The listing beneath should be written out in full, exactly as shown.

— START OF LISTED RECORDS —

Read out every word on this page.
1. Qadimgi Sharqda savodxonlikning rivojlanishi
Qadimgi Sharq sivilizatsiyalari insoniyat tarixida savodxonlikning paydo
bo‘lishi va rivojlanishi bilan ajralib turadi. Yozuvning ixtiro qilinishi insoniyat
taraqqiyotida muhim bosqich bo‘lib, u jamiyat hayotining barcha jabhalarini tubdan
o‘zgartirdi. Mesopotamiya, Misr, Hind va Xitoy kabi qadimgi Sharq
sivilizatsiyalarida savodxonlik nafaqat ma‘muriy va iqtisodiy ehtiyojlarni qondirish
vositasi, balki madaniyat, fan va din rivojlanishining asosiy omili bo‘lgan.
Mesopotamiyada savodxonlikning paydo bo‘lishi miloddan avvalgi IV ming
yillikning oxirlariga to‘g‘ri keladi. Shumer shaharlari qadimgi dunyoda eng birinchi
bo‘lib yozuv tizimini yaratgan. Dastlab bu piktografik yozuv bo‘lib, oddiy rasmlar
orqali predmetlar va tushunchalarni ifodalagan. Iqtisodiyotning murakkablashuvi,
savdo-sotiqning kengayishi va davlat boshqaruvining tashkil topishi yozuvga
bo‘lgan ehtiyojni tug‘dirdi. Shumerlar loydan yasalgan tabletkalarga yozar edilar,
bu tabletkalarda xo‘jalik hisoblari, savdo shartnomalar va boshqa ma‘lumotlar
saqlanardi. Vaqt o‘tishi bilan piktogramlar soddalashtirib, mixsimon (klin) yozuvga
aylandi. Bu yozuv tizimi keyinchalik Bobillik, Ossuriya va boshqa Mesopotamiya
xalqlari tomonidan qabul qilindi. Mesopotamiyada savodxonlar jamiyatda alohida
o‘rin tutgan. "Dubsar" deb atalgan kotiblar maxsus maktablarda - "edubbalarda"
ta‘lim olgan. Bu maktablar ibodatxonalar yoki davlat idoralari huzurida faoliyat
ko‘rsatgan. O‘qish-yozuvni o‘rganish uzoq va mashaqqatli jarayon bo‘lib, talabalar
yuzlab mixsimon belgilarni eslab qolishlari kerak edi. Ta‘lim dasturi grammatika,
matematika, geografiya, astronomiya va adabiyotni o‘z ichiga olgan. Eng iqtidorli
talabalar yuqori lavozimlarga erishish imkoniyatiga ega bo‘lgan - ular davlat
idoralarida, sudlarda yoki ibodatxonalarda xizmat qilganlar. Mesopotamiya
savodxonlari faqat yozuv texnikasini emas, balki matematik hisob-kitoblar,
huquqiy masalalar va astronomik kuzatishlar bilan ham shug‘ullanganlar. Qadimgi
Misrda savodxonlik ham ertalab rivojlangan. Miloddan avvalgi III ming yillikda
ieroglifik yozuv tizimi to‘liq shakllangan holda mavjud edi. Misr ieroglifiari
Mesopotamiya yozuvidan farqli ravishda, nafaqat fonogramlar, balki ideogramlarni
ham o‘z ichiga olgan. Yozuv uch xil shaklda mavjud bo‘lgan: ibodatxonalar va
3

— END OF LISTED RECORDS —

OUTPUT OF THE EXERCISE =>
Read out every word on this page.
1. Qadimgi Sharqda savodxonlikning rivojlanishi
Qadimgi Sharq sivilizatsiyalari insoniyat tarixida savodxonlikning paydo
bo‘lishi va rivojlanishi bilan ajralib turadi. Yozuvning ixtiro qilinishi insoniyat
taraqqiyotida muhim bosqich bo‘lib, u jamiyat hayotining barcha jabhalarini tubdan
o‘zgartirdi. Mesopotamiya, Misr, Hind va Xitoy kabi qadimgi Sharq
sivilizatsiyalarida savodxonlik nafaqat ma‘muriy va iqtisodiy ehtiyojlarni qondirish
vositasi, balki madaniyat, fan va din rivojlanishining asosiy omili bo‘lgan.
Mesopotamiyada savodxonlikning paydo bo‘lishi miloddan avvalgi IV ming
yillikning oxirlariga to‘g‘ri keladi. Shumer shaharlari qadimgi dunyoda eng birinchi
bo‘lib yozuv tizimini yaratgan. Dastlab bu piktografik yozuv bo‘lib, oddiy rasmlar
orqali predmetlar va tushunchalarni ifodalagan. Iqtisodiyotning murakkablashuvi,
savdo-sotiqning kengayishi va davlat boshqaruvining tashkil topishi yozuvga
bo‘lgan ehtiyojni tug‘dirdi. Shumerlar loydan yasalgan tabletkalarga yozar edilar,
bu tabletkalarda xo‘jalik hisoblari, savdo shartnomalar va boshqa ma‘lumotlar
saqlanardi. Vaqt o‘tishi bilan piktogramlar soddalashtirib, mixsimon (klin) yozuvga
aylandi. Bu yozuv tizimi keyinchalik Bobillik, Ossuriya va boshqa Mesopotamiya
xalqlari tomonidan qabul qilindi. Mesopotamiyada savodxonlar jamiyatda alohida
o‘rin tutgan. "Dubsar" deb atalgan kotiblar maxsus maktablarda - "edubbalarda"
ta‘lim olgan. Bu maktablar ibodatxonalar yoki davlat idoralari huzurida faoliyat
ko‘rsatgan. O‘qish-yozuvni o‘rganish uzoq va mashaqqatli jarayon bo‘lib, talabalar
yuzlab mixsimon belgilarni eslab qolishlari kerak edi. Ta‘lim dasturi grammatika,
matematika, geografiya, astronomiya va adabiyotni o‘z ichiga olgan. Eng iqtidorli
talabalar yuqori lavozimlarga erishish imkoniyatiga ega bo‘lgan - ular davlat
idoralarida, sudlarda yoki ibodatxonalarda xizmat qilganlar. Mesopotamiya
savodxonlari faqat yozuv texnikasini emas, balki matematik hisob-kitoblar,
huquqiy masalalar va astronomik kuzatishlar bilan ham shug‘ullanganlar. Qadimgi
Misrda savodxonlik ham ertalab rivojlangan. Miloddan avvalgi III ming yillikda
ieroglifik yozuv tizimi to‘liq shakllangan holda mavjud edi. Misr ieroglifiari
Mesopotamiya yozuvidan farqli ravishda, nafaqat fonogramlar, balki ideogramlarni
ham o‘z ichiga olgan. Yozuv uch xil shaklda mavjud bo‘lgan: ibodatxonalar va
3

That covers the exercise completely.